● **WHAT YOU ARE ASKED TO DO**:
Write out every line below that includes the word "Dictionary".

(Data records)
>>

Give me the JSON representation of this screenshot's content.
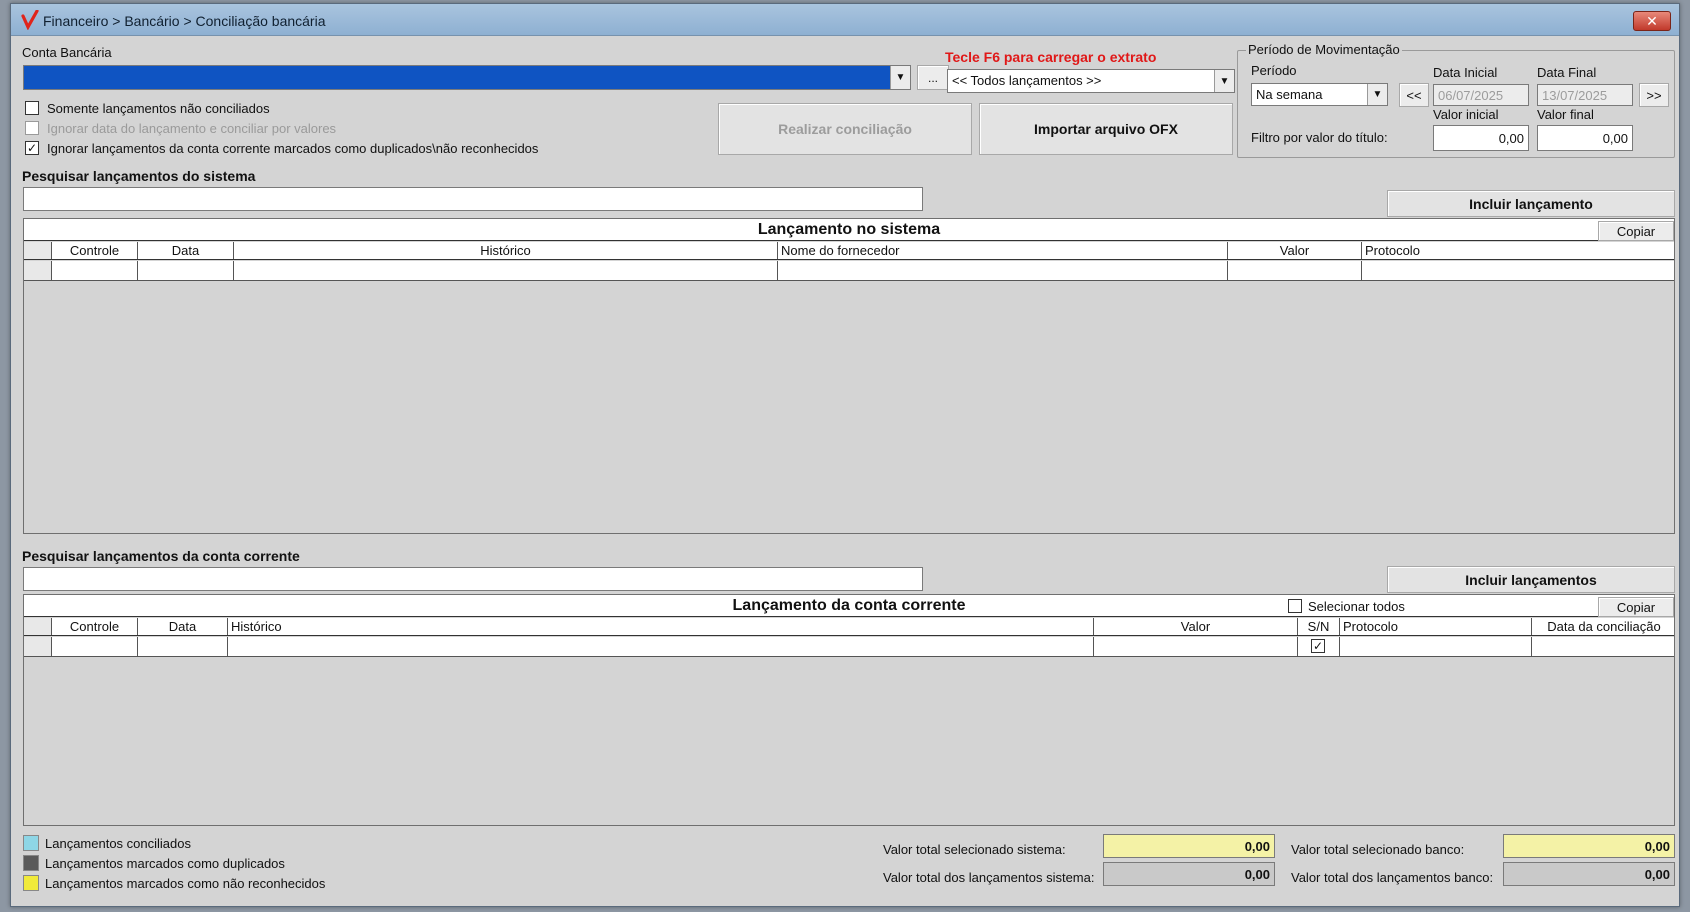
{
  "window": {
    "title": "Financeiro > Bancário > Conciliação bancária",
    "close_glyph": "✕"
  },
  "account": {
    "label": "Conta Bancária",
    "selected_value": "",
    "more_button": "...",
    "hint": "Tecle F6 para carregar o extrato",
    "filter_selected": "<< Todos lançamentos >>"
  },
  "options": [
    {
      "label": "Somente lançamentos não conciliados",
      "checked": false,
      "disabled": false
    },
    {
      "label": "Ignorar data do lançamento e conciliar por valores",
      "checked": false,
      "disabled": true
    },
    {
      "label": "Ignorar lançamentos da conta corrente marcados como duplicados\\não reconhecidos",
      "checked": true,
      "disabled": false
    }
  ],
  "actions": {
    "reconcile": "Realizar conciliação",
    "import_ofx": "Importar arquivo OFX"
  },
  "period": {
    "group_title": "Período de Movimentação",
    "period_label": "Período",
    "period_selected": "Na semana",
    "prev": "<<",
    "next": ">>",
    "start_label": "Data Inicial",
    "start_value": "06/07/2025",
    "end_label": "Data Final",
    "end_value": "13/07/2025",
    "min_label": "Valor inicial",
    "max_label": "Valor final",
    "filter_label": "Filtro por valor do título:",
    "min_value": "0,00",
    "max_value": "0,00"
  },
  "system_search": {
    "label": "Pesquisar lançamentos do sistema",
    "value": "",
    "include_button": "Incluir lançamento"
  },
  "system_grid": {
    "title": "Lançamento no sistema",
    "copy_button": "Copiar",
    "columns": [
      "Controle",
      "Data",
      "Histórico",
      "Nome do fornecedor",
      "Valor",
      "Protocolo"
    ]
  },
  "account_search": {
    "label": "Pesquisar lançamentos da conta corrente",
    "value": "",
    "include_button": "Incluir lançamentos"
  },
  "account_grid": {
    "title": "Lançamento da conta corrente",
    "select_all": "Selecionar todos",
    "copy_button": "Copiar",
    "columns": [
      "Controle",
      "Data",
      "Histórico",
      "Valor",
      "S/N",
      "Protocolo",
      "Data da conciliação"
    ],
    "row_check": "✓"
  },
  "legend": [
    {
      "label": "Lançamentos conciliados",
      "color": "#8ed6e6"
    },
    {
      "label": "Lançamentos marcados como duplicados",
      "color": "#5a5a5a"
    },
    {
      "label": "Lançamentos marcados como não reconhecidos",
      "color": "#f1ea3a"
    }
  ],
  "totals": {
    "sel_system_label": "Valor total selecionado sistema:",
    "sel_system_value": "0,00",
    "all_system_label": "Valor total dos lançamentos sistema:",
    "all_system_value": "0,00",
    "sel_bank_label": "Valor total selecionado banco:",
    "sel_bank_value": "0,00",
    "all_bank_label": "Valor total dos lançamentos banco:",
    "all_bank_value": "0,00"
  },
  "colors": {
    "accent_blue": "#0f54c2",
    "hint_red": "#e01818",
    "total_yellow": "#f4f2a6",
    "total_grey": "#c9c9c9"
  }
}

<<
>>

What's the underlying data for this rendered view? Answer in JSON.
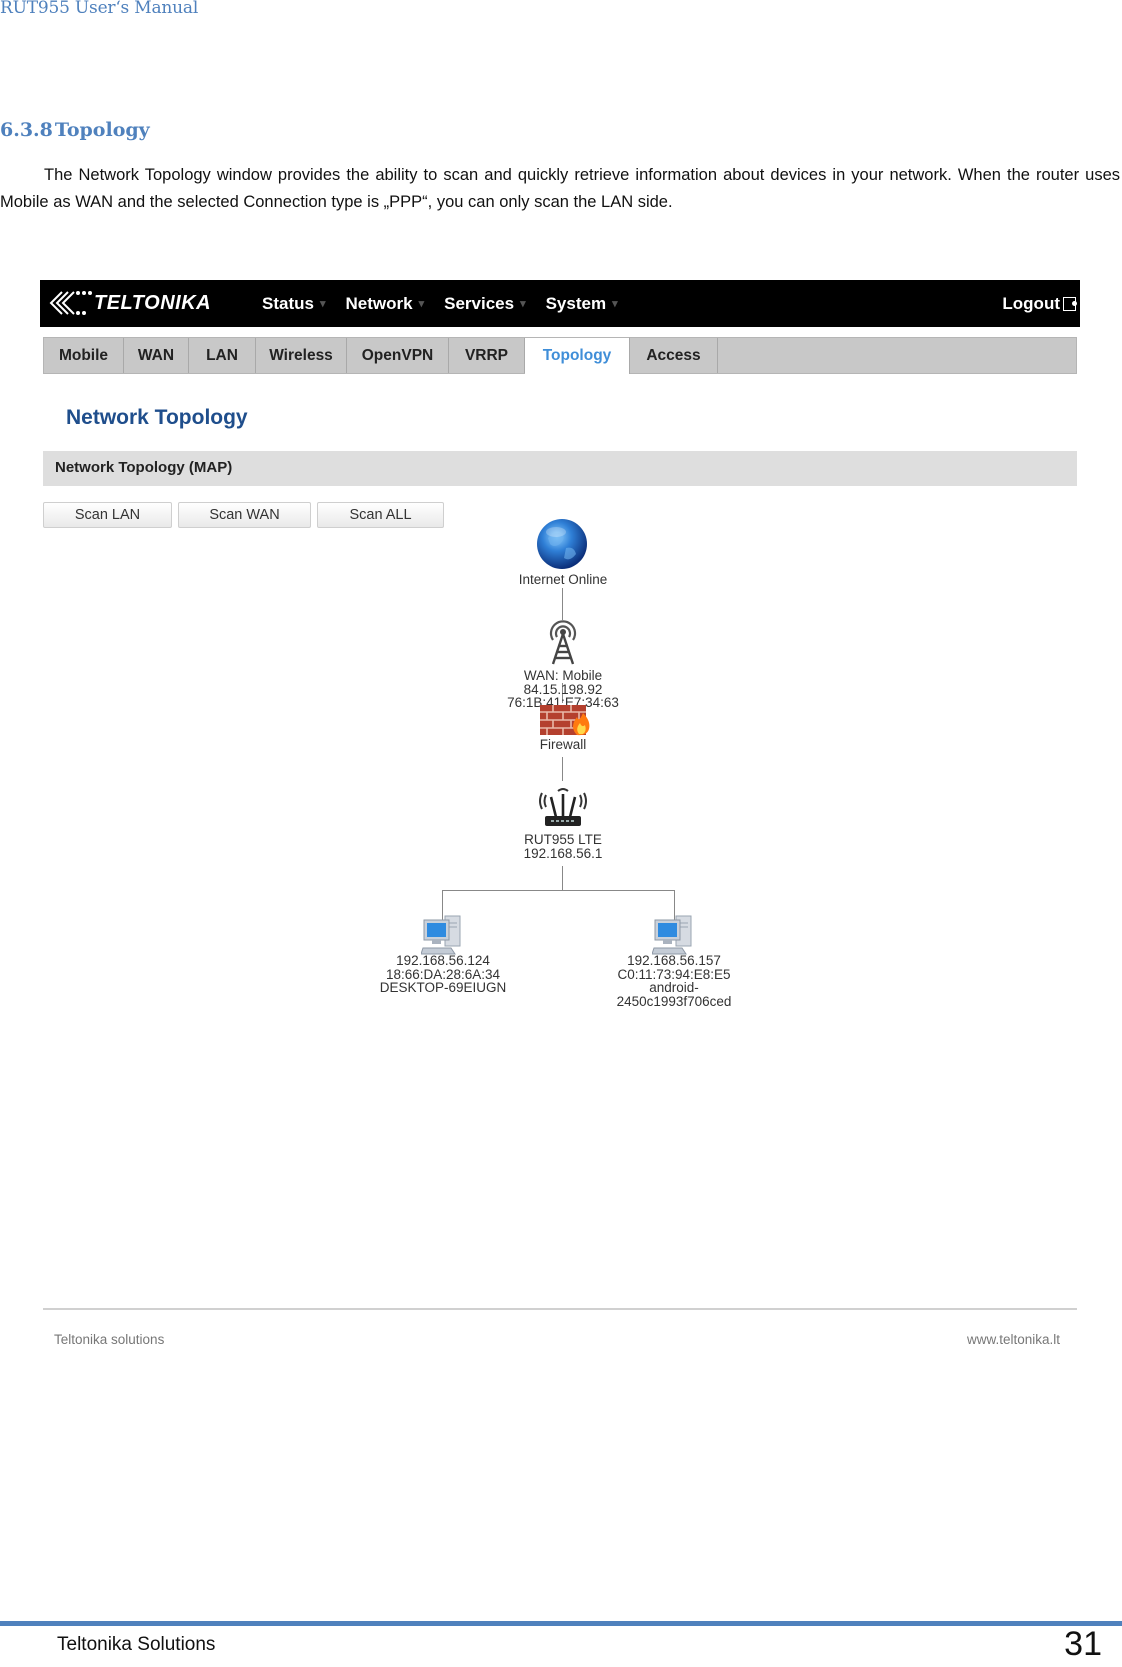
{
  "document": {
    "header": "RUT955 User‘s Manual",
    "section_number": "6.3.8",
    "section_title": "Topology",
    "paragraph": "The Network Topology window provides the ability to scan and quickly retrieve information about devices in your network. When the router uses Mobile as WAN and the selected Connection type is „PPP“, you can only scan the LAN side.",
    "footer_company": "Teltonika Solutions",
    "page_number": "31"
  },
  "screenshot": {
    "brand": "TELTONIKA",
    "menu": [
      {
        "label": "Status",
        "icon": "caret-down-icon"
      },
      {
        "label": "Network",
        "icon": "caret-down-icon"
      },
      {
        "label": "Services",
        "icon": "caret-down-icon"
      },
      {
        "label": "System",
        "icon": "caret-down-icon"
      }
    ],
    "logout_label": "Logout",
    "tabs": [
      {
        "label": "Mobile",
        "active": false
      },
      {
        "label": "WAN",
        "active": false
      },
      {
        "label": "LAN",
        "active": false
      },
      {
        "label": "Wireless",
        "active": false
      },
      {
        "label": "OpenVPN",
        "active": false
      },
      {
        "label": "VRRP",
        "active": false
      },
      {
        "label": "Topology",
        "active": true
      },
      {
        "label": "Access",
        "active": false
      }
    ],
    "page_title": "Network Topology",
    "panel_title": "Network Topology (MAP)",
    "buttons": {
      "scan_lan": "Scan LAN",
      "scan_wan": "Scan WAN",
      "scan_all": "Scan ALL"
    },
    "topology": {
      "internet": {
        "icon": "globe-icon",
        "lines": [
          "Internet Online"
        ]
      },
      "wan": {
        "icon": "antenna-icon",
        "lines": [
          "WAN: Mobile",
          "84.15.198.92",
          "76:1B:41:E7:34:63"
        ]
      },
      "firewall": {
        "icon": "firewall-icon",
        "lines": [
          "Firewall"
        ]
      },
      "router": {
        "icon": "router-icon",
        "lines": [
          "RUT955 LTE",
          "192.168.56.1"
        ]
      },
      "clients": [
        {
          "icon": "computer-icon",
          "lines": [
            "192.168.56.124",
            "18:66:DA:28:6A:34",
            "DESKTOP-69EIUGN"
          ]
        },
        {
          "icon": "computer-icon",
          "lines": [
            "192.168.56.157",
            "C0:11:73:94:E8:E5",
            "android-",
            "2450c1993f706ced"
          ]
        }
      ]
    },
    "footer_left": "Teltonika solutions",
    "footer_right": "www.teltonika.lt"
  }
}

<<
>>

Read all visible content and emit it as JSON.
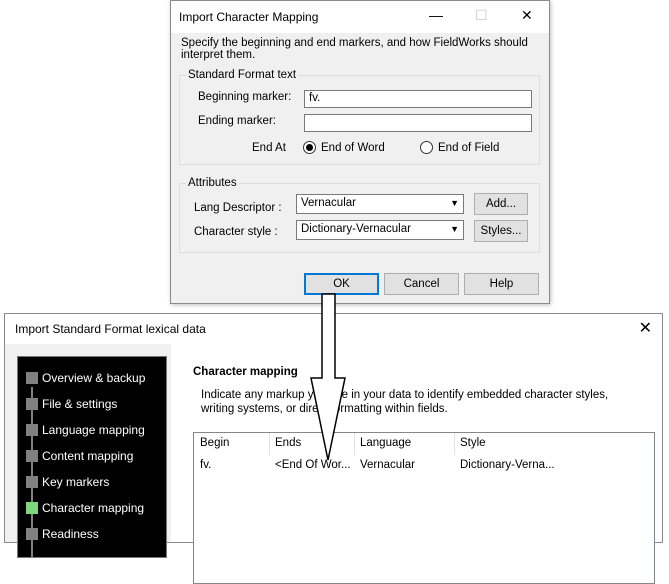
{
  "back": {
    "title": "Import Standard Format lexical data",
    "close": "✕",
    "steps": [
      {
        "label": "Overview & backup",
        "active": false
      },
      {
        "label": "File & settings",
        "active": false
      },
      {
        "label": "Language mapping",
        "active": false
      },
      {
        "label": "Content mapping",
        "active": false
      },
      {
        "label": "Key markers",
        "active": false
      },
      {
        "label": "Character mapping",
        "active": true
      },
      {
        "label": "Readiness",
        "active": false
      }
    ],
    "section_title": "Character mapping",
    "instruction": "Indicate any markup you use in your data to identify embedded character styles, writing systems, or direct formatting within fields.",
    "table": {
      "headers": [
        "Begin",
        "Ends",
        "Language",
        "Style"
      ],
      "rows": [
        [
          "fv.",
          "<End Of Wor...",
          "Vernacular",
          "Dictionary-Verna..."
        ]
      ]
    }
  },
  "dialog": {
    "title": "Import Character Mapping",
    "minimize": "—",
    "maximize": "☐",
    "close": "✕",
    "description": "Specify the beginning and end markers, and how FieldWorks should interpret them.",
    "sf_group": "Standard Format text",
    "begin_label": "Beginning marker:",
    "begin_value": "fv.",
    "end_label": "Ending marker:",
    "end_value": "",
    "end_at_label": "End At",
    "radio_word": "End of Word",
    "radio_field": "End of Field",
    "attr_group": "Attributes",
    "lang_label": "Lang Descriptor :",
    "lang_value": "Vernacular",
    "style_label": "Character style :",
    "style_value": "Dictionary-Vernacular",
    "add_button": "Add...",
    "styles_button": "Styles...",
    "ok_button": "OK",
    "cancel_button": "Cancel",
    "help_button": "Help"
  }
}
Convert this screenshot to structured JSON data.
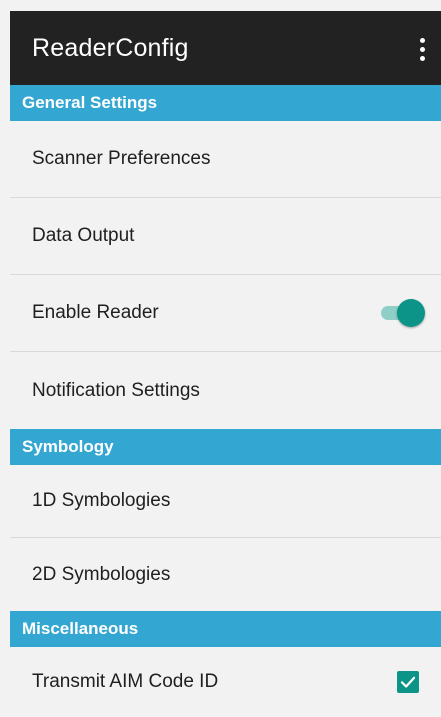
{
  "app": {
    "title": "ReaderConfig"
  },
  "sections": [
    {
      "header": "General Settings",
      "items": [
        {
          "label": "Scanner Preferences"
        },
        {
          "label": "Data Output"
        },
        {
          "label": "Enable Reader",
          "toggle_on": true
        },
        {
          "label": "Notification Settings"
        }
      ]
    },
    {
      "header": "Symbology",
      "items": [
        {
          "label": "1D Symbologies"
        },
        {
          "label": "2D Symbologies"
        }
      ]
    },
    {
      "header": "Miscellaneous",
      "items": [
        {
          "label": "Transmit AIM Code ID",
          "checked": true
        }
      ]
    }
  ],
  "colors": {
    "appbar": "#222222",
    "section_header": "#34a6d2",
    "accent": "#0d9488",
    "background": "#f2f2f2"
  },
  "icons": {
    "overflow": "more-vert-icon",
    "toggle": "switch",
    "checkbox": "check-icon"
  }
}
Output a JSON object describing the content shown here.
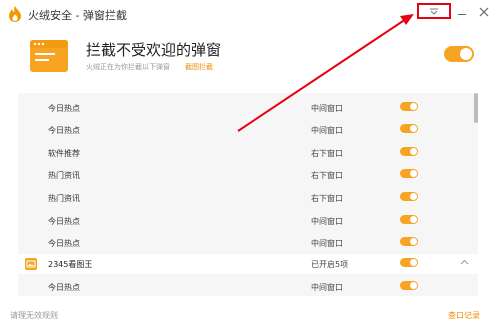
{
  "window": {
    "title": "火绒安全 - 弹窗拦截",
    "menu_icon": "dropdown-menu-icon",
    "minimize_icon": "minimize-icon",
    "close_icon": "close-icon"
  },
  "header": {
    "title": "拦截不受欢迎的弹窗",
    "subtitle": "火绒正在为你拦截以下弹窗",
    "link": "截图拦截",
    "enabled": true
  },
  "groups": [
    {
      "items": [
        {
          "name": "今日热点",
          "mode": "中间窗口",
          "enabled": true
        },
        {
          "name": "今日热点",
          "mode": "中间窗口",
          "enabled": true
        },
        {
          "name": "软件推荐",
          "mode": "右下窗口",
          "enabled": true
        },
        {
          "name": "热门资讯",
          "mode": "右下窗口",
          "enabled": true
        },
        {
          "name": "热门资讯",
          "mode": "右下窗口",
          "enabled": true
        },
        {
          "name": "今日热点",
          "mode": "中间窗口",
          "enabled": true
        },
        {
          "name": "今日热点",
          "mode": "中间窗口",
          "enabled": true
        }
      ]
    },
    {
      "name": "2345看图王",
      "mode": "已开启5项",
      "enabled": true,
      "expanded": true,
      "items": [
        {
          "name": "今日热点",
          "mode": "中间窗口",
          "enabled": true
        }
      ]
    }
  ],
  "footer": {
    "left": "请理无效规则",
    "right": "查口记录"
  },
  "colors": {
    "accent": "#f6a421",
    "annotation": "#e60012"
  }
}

<<

● **RESPONSE TO THIS TASK**:
          "Dictionary-Verna..."
    "style_value": "Dictionary-Vernacular",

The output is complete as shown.